→ **What is asked**: Your job is to restate each entry word for word.

------------------------------------

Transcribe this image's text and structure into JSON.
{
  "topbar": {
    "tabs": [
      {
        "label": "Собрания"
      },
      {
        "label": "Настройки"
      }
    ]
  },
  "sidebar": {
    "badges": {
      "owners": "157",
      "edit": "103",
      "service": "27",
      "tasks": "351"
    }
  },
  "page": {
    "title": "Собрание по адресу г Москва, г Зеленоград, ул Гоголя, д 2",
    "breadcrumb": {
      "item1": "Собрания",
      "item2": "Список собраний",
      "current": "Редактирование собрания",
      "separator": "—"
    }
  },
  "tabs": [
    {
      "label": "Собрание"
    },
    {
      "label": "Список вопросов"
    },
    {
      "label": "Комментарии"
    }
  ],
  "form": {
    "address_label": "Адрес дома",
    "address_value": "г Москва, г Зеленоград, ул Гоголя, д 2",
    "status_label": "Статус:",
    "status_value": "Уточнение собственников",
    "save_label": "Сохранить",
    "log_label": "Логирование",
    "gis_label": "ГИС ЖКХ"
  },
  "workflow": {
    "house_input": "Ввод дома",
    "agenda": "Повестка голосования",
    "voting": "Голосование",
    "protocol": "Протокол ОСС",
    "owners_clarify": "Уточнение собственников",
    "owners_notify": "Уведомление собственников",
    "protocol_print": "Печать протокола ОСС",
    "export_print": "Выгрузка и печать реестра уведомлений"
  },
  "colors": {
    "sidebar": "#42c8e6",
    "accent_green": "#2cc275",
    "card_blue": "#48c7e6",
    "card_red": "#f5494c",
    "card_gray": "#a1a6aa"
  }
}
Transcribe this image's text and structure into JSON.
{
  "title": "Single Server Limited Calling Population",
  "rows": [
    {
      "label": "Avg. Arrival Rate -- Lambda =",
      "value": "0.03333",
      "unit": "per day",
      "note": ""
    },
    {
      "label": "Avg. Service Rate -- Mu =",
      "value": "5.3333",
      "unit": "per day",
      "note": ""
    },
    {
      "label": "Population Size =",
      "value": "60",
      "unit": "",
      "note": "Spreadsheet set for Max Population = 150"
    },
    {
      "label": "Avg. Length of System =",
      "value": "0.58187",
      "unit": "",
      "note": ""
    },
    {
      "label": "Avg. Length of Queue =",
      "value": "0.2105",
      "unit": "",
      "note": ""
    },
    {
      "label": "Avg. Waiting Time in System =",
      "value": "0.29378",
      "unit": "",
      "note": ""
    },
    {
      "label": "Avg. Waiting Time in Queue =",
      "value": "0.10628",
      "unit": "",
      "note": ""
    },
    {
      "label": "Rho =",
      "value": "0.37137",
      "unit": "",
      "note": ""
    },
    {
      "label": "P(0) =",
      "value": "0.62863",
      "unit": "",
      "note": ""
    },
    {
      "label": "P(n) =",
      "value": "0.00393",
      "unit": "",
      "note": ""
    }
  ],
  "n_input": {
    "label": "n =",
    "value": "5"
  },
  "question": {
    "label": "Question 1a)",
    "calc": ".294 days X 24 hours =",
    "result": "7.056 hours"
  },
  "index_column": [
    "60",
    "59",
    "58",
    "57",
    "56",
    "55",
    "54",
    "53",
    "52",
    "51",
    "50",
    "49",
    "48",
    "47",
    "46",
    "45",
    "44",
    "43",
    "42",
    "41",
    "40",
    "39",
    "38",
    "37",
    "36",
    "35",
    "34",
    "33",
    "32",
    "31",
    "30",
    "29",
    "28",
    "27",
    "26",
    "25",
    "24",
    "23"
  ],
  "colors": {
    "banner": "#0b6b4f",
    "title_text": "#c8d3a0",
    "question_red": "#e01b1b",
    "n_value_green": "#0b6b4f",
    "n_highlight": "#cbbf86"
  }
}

------------------------------------

→ **Written solution**:
Transcribe this image's text and structure into JSON.
{
  "topbar": {
    "tabs": [
      {
        "label": "Собрания"
      },
      {
        "label": "Настройки"
      }
    ]
  },
  "sidebar": {
    "badges": {
      "owners": "157",
      "edit": "103",
      "service": "27",
      "tasks": "351"
    }
  },
  "page": {
    "title": "Собрание по адресу г Москва, г Зеленоград, ул Гоголя, д 2",
    "breadcrumb": {
      "item1": "Собрания",
      "item2": "Список собраний",
      "current": "Редактирование собрания",
      "separator": "—"
    }
  },
  "tabs": [
    {
      "label": "Собрание"
    },
    {
      "label": "Список вопросов"
    },
    {
      "label": "Комментарии"
    }
  ],
  "form": {
    "address_label": "Адрес дома",
    "address_value": "г Москва, г Зеленоград, ул Гоголя, д 2",
    "status_label": "Статус:",
    "status_value": "Уточнение собственников",
    "save_label": "Сохранить",
    "log_label": "Логирование",
    "gis_label": "ГИС ЖКХ"
  },
  "workflow": {
    "house_input": "Ввод дома",
    "agenda": "Повестка голосования",
    "voting": "Голосование",
    "protocol": "Протокол ОСС",
    "owners_clarify": "Уточнение собственников",
    "owners_notify": "Уведомление собственников",
    "protocol_print": "Печать протокола ОСС",
    "export_print": "Выгрузка и печать реестра уведомлений"
  },
  "colors": {
    "sidebar": "#42c8e6",
    "accent_green": "#2cc275",
    "card_blue": "#48c7e6",
    "card_red": "#f5494c",
    "card_gray": "#a1a6aa"
  }
}
Transcribe this image's text and structure into JSON.
{
  "title": "Single Server Limited Calling Population",
  "rows": [
    {
      "label": "Avg. Arrival Rate -- Lambda =",
      "value": "0.03333",
      "unit": "per day",
      "note": ""
    },
    {
      "label": "Avg. Service Rate -- Mu =",
      "value": "5.3333",
      "unit": "per day",
      "note": ""
    },
    {
      "label": "Population Size =",
      "value": "60",
      "unit": "",
      "note": "Spreadsheet set for Max Population = 150"
    },
    {
      "label": "Avg. Length of System =",
      "value": "0.58187",
      "unit": "",
      "note": ""
    },
    {
      "label": "Avg. Length of Queue =",
      "value": "0.2105",
      "unit": "",
      "note": ""
    },
    {
      "label": "Avg. Waiting Time in System =",
      "value": "0.29378",
      "unit": "",
      "note": ""
    },
    {
      "label": "Avg. Waiting Time in Queue =",
      "value": "0.10628",
      "unit": "",
      "note": ""
    },
    {
      "label": "Rho =",
      "value": "0.37137",
      "unit": "",
      "note": ""
    },
    {
      "label": "P(0) =",
      "value": "0.62863",
      "unit": "",
      "note": ""
    },
    {
      "label": "P(n) =",
      "value": "0.00393",
      "unit": "",
      "note": ""
    }
  ],
  "n_input": {
    "label": "n =",
    "value": "5"
  },
  "question": {
    "label": "Question 1a)",
    "calc": ".294 days X 24 hours =",
    "result": "7.056 hours"
  },
  "index_column": [
    "60",
    "59",
    "58",
    "57",
    "56",
    "55",
    "54",
    "53",
    "52",
    "51",
    "50",
    "49",
    "48",
    "47",
    "46",
    "45",
    "44",
    "43",
    "42",
    "41",
    "40",
    "39",
    "38",
    "37",
    "36",
    "35",
    "34",
    "33",
    "32",
    "31",
    "30",
    "29",
    "28",
    "27",
    "26",
    "25",
    "24",
    "23"
  ],
  "colors": {
    "banner": "#0b6b4f",
    "title_text": "#c8d3a0",
    "question_red": "#e01b1b",
    "n_value_green": "#0b6b4f",
    "n_highlight": "#cbbf86"
  }
}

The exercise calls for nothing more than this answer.